Challenge | Every line of the material below must be repeated exactly.

Supplied entries |
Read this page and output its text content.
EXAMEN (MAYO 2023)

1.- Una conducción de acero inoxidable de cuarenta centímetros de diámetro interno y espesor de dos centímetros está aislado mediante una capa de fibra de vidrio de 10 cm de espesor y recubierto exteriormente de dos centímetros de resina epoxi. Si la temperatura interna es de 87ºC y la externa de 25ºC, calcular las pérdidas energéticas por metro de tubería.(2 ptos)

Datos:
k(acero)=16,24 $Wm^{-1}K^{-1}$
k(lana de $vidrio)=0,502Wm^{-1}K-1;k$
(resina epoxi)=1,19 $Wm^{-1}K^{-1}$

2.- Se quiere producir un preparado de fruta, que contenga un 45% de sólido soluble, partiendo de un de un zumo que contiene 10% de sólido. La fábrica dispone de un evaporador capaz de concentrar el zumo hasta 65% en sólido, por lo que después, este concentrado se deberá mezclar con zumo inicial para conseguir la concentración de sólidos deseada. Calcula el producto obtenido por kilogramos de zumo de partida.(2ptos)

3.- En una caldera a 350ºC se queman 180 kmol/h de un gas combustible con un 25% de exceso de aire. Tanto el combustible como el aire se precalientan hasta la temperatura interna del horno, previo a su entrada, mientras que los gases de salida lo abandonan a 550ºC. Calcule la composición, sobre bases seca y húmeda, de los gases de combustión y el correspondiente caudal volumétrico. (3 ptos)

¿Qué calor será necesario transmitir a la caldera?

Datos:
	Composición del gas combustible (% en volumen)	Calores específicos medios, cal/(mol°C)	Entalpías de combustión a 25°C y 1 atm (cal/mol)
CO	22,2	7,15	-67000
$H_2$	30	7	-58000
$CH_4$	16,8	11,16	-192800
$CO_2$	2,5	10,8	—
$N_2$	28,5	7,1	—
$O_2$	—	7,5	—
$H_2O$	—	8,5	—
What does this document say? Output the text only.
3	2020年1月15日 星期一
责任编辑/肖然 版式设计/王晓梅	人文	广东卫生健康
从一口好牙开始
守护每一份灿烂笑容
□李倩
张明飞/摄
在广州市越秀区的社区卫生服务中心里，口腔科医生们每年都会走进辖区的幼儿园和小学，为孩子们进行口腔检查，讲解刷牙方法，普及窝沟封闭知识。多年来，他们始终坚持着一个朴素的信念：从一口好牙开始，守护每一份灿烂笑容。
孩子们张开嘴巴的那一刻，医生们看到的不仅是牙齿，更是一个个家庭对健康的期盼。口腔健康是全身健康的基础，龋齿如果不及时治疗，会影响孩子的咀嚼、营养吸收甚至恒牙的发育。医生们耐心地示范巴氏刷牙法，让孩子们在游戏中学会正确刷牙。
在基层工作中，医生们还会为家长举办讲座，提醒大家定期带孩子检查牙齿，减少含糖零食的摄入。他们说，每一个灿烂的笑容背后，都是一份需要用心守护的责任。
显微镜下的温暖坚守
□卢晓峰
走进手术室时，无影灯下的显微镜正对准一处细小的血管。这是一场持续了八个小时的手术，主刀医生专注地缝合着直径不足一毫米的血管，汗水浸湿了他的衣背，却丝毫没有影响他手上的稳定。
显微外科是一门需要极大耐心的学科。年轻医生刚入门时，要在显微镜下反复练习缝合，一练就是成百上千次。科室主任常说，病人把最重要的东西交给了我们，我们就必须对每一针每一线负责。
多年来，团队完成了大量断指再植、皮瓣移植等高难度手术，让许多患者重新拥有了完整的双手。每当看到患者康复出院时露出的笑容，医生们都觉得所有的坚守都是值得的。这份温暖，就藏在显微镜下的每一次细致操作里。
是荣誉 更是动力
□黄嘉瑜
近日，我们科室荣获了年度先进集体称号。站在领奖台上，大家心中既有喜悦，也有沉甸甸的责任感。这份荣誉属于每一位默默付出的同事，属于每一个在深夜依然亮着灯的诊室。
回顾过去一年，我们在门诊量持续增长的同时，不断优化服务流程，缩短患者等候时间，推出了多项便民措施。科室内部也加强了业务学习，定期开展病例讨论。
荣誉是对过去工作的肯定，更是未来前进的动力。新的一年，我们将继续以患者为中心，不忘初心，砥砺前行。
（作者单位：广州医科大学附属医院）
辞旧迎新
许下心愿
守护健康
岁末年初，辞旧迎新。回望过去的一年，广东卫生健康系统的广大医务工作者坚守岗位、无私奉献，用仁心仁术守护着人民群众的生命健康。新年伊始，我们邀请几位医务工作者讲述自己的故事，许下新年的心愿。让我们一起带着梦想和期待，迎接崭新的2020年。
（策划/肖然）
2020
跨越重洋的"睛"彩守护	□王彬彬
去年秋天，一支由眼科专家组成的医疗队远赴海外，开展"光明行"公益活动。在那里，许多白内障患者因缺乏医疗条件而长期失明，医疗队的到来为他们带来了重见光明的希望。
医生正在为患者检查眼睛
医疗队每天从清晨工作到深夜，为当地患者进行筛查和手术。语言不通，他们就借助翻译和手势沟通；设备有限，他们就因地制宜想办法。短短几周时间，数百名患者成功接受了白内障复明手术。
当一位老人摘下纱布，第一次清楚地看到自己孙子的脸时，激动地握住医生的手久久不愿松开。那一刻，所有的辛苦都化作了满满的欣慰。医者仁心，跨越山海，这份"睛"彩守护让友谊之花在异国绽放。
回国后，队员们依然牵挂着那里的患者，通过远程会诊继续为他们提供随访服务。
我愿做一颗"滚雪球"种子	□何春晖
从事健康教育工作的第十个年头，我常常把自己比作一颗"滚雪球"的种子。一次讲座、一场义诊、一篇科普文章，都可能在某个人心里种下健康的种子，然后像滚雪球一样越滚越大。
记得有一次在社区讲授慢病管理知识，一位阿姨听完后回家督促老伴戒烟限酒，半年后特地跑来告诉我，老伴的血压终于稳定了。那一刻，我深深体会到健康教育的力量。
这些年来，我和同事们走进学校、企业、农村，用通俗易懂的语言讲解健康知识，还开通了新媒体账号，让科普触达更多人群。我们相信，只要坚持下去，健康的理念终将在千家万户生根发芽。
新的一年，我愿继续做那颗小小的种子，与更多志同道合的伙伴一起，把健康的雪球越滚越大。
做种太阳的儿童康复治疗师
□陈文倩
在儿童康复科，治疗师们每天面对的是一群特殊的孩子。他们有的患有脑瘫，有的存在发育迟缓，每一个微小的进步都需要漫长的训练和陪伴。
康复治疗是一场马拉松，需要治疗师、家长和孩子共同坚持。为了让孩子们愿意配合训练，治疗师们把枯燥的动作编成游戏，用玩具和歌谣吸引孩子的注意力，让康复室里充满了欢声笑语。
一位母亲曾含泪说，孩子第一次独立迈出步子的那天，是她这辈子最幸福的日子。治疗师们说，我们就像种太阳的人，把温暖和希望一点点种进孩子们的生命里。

Written solution |
Read this page and output its text content.
EXAMEN (MAYO 2023)

1.- Una conducción de acero inoxidable de cuarenta centímetros de diámetro interno y espesor de dos centímetros está aislado mediante una capa de fibra de vidrio de 10 cm de espesor y recubierto exteriormente de dos centímetros de resina epoxi. Si la temperatura interna es de 87ºC y la externa de 25ºC, calcular las pérdidas energéticas por metro de tubería.(2 ptos)

Datos:
k(acero)=16,24 $Wm^{-1}K^{-1}$
k(lana de $vidrio)=0,502Wm^{-1}K-1;k$
(resina epoxi)=1,19 $Wm^{-1}K^{-1}$

2.- Se quiere producir un preparado de fruta, que contenga un 45% de sólido soluble, partiendo de un de un zumo que contiene 10% de sólido. La fábrica dispone de un evaporador capaz de concentrar el zumo hasta 65% en sólido, por lo que después, este concentrado se deberá mezclar con zumo inicial para conseguir la concentración de sólidos deseada. Calcula el producto obtenido por kilogramos de zumo de partida.(2ptos)

3.- En una caldera a 350ºC se queman 180 kmol/h de un gas combustible con un 25% de exceso de aire. Tanto el combustible como el aire se precalientan hasta la temperatura interna del horno, previo a su entrada, mientras que los gases de salida lo abandonan a 550ºC. Calcule la composición, sobre bases seca y húmeda, de los gases de combustión y el correspondiente caudal volumétrico. (3 ptos)

¿Qué calor será necesario transmitir a la caldera?

Datos:
	Composición del gas combustible (% en volumen)	Calores específicos medios, cal/(mol°C)	Entalpías de combustión a 25°C y 1 atm (cal/mol)
CO	22,2	7,15	-67000
$H_2$	30	7	-58000
$CH_4$	16,8	11,16	-192800
$CO_2$	2,5	10,8	—
$N_2$	28,5	7,1	—
$O_2$	—	7,5	—
$H_2O$	—	8,5	—
What does this document say? Output the text only.
3	2020年1月15日 星期一
责任编辑/肖然 版式设计/王晓梅	人文	广东卫生健康
从一口好牙开始
守护每一份灿烂笑容
□李倩
张明飞/摄
在广州市越秀区的社区卫生服务中心里，口腔科医生们每年都会走进辖区的幼儿园和小学，为孩子们进行口腔检查，讲解刷牙方法，普及窝沟封闭知识。多年来，他们始终坚持着一个朴素的信念：从一口好牙开始，守护每一份灿烂笑容。
孩子们张开嘴巴的那一刻，医生们看到的不仅是牙齿，更是一个个家庭对健康的期盼。口腔健康是全身健康的基础，龋齿如果不及时治疗，会影响孩子的咀嚼、营养吸收甚至恒牙的发育。医生们耐心地示范巴氏刷牙法，让孩子们在游戏中学会正确刷牙。
在基层工作中，医生们还会为家长举办讲座，提醒大家定期带孩子检查牙齿，减少含糖零食的摄入。他们说，每一个灿烂的笑容背后，都是一份需要用心守护的责任。
显微镜下的温暖坚守
□卢晓峰
走进手术室时，无影灯下的显微镜正对准一处细小的血管。这是一场持续了八个小时的手术，主刀医生专注地缝合着直径不足一毫米的血管，汗水浸湿了他的衣背，却丝毫没有影响他手上的稳定。
显微外科是一门需要极大耐心的学科。年轻医生刚入门时，要在显微镜下反复练习缝合，一练就是成百上千次。科室主任常说，病人把最重要的东西交给了我们，我们就必须对每一针每一线负责。
多年来，团队完成了大量断指再植、皮瓣移植等高难度手术，让许多患者重新拥有了完整的双手。每当看到患者康复出院时露出的笑容，医生们都觉得所有的坚守都是值得的。这份温暖，就藏在显微镜下的每一次细致操作里。
是荣誉 更是动力
□黄嘉瑜
近日，我们科室荣获了年度先进集体称号。站在领奖台上，大家心中既有喜悦，也有沉甸甸的责任感。这份荣誉属于每一位默默付出的同事，属于每一个在深夜依然亮着灯的诊室。
回顾过去一年，我们在门诊量持续增长的同时，不断优化服务流程，缩短患者等候时间，推出了多项便民措施。科室内部也加强了业务学习，定期开展病例讨论。
荣誉是对过去工作的肯定，更是未来前进的动力。新的一年，我们将继续以患者为中心，不忘初心，砥砺前行。
（作者单位：广州医科大学附属医院）
辞旧迎新
许下心愿
守护健康
岁末年初，辞旧迎新。回望过去的一年，广东卫生健康系统的广大医务工作者坚守岗位、无私奉献，用仁心仁术守护着人民群众的生命健康。新年伊始，我们邀请几位医务工作者讲述自己的故事，许下新年的心愿。让我们一起带着梦想和期待，迎接崭新的2020年。
（策划/肖然）
2020
跨越重洋的"睛"彩守护	□王彬彬
去年秋天，一支由眼科专家组成的医疗队远赴海外，开展"光明行"公益活动。在那里，许多白内障患者因缺乏医疗条件而长期失明，医疗队的到来为他们带来了重见光明的希望。
医生正在为患者检查眼睛
医疗队每天从清晨工作到深夜，为当地患者进行筛查和手术。语言不通，他们就借助翻译和手势沟通；设备有限，他们就因地制宜想办法。短短几周时间，数百名患者成功接受了白内障复明手术。
当一位老人摘下纱布，第一次清楚地看到自己孙子的脸时，激动地握住医生的手久久不愿松开。那一刻，所有的辛苦都化作了满满的欣慰。医者仁心，跨越山海，这份"睛"彩守护让友谊之花在异国绽放。
回国后，队员们依然牵挂着那里的患者，通过远程会诊继续为他们提供随访服务。
我愿做一颗"滚雪球"种子	□何春晖
从事健康教育工作的第十个年头，我常常把自己比作一颗"滚雪球"的种子。一次讲座、一场义诊、一篇科普文章，都可能在某个人心里种下健康的种子，然后像滚雪球一样越滚越大。
记得有一次在社区讲授慢病管理知识，一位阿姨听完后回家督促老伴戒烟限酒，半年后特地跑来告诉我，老伴的血压终于稳定了。那一刻，我深深体会到健康教育的力量。
这些年来，我和同事们走进学校、企业、农村，用通俗易懂的语言讲解健康知识，还开通了新媒体账号，让科普触达更多人群。我们相信，只要坚持下去，健康的理念终将在千家万户生根发芽。
新的一年，我愿继续做那颗小小的种子，与更多志同道合的伙伴一起，把健康的雪球越滚越大。
做种太阳的儿童康复治疗师
□陈文倩
在儿童康复科，治疗师们每天面对的是一群特殊的孩子。他们有的患有脑瘫，有的存在发育迟缓，每一个微小的进步都需要漫长的训练和陪伴。
康复治疗是一场马拉松，需要治疗师、家长和孩子共同坚持。为了让孩子们愿意配合训练，治疗师们把枯燥的动作编成游戏，用玩具和歌谣吸引孩子的注意力，让康复室里充满了欢声笑语。
一位母亲曾含泪说，孩子第一次独立迈出步子的那天，是她这辈子最幸福的日子。治疗师们说，我们就像种太阳的人，把温暖和希望一点点种进孩子们的生命里。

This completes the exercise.